(Records from a collection)
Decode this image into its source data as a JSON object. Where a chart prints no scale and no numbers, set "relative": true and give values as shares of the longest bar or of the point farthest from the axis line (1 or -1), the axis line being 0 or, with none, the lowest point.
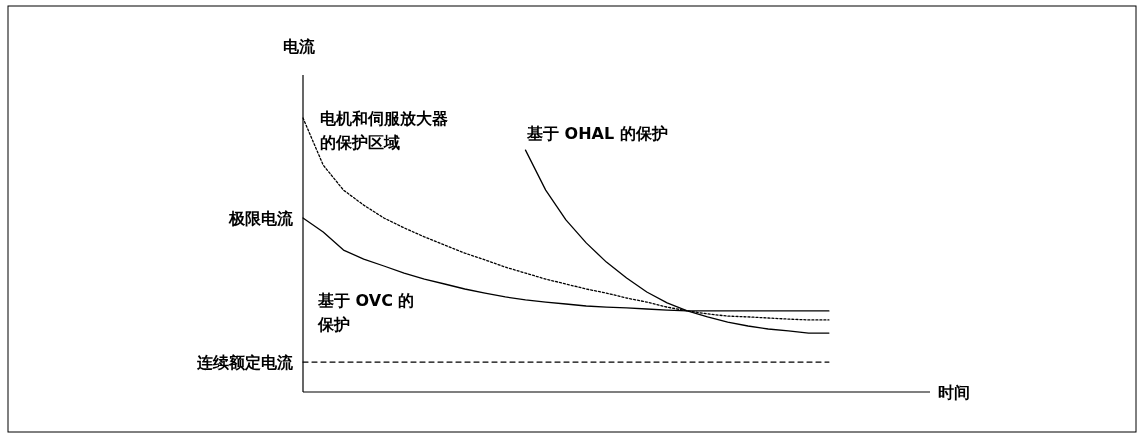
{
  "chart_data": {
    "type": "line",
    "relative": true,
    "xlabel": "时间",
    "ylabel": "电流",
    "legend": false,
    "categories": [
      null,
      null,
      null,
      null,
      null,
      null,
      null,
      null,
      null,
      null,
      null,
      null,
      null,
      null,
      null,
      null,
      null,
      null,
      null,
      null,
      null,
      null,
      null,
      null,
      null,
      null,
      null,
      null,
      null,
      null,
      null,
      null
    ],
    "series": [
      {
        "name": "电机和伺服放大器的保护区域",
        "color": "#000000",
        "line_style": "dotted",
        "values": [
          1.0,
          0.828,
          0.737,
          0.682,
          0.635,
          0.599,
          0.566,
          0.536,
          0.507,
          0.482,
          0.456,
          0.434,
          0.412,
          0.394,
          0.376,
          0.361,
          0.343,
          0.328,
          0.31,
          0.296,
          0.285,
          0.277,
          0.274,
          0.27,
          0.266,
          0.263,
          0.263,
          null,
          null,
          null,
          null,
          null
        ]
      },
      {
        "name": "基于 OHAL 的保护",
        "color": "#000000",
        "line_style": "solid",
        "values": [
          null,
          null,
          null,
          null,
          null,
          null,
          null,
          null,
          null,
          null,
          null,
          0.883,
          0.737,
          0.628,
          0.544,
          0.474,
          0.416,
          0.365,
          0.325,
          0.296,
          0.274,
          0.255,
          0.241,
          0.23,
          0.223,
          0.215,
          0.215,
          null,
          null,
          null,
          null,
          null
        ]
      },
      {
        "name": "基于 OVC 的保护",
        "color": "#000000",
        "line_style": "solid",
        "values": [
          0.635,
          0.584,
          0.518,
          0.485,
          0.46,
          0.434,
          0.412,
          0.394,
          0.376,
          0.361,
          0.347,
          0.336,
          0.328,
          0.321,
          0.314,
          0.31,
          0.307,
          0.303,
          0.299,
          0.296,
          0.296,
          0.296,
          0.296,
          0.296,
          0.296,
          0.296,
          0.296,
          null,
          null,
          null,
          null,
          null
        ]
      },
      {
        "name": "连续额定电流",
        "color": "#000000",
        "line_style": "dashed",
        "values": [
          0.109,
          0.109,
          0.109,
          0.109,
          0.109,
          0.109,
          0.109,
          0.109,
          0.109,
          0.109,
          0.109,
          0.109,
          0.109,
          0.109,
          0.109,
          0.109,
          0.109,
          0.109,
          0.109,
          0.109,
          0.109,
          0.109,
          0.109,
          0.109,
          0.109,
          0.109,
          0.109,
          null,
          null,
          null,
          null,
          null
        ]
      }
    ],
    "annotations": [
      "极限电流"
    ]
  }
}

## [Instruction]
Every record must be copied exactly, with images dropped from the result.

## [Response for this exercise]
Decode this image into its source data as a JSON object. Where a chart prints no scale and no numbers, set "relative": true and give values as shares of the longest bar or of the point farthest from the axis line (1 or -1), the axis line being 0 or, with none, the lowest point.
{
  "chart_data": {
    "type": "line",
    "relative": true,
    "xlabel": "时间",
    "ylabel": "电流",
    "legend": false,
    "categories": [
      null,
      null,
      null,
      null,
      null,
      null,
      null,
      null,
      null,
      null,
      null,
      null,
      null,
      null,
      null,
      null,
      null,
      null,
      null,
      null,
      null,
      null,
      null,
      null,
      null,
      null,
      null,
      null,
      null,
      null,
      null,
      null
    ],
    "series": [
      {
        "name": "电机和伺服放大器的保护区域",
        "color": "#000000",
        "line_style": "dotted",
        "values": [
          1.0,
          0.828,
          0.737,
          0.682,
          0.635,
          0.599,
          0.566,
          0.536,
          0.507,
          0.482,
          0.456,
          0.434,
          0.412,
          0.394,
          0.376,
          0.361,
          0.343,
          0.328,
          0.31,
          0.296,
          0.285,
          0.277,
          0.274,
          0.27,
          0.266,
          0.263,
          0.263,
          null,
          null,
          null,
          null,
          null
        ]
      },
      {
        "name": "基于 OHAL 的保护",
        "color": "#000000",
        "line_style": "solid",
        "values": [
          null,
          null,
          null,
          null,
          null,
          null,
          null,
          null,
          null,
          null,
          null,
          0.883,
          0.737,
          0.628,
          0.544,
          0.474,
          0.416,
          0.365,
          0.325,
          0.296,
          0.274,
          0.255,
          0.241,
          0.23,
          0.223,
          0.215,
          0.215,
          null,
          null,
          null,
          null,
          null
        ]
      },
      {
        "name": "基于 OVC 的保护",
        "color": "#000000",
        "line_style": "solid",
        "values": [
          0.635,
          0.584,
          0.518,
          0.485,
          0.46,
          0.434,
          0.412,
          0.394,
          0.376,
          0.361,
          0.347,
          0.336,
          0.328,
          0.321,
          0.314,
          0.31,
          0.307,
          0.303,
          0.299,
          0.296,
          0.296,
          0.296,
          0.296,
          0.296,
          0.296,
          0.296,
          0.296,
          null,
          null,
          null,
          null,
          null
        ]
      },
      {
        "name": "连续额定电流",
        "color": "#000000",
        "line_style": "dashed",
        "values": [
          0.109,
          0.109,
          0.109,
          0.109,
          0.109,
          0.109,
          0.109,
          0.109,
          0.109,
          0.109,
          0.109,
          0.109,
          0.109,
          0.109,
          0.109,
          0.109,
          0.109,
          0.109,
          0.109,
          0.109,
          0.109,
          0.109,
          0.109,
          0.109,
          0.109,
          0.109,
          0.109,
          null,
          null,
          null,
          null,
          null
        ]
      }
    ],
    "annotations": [
      "极限电流"
    ]
  }
}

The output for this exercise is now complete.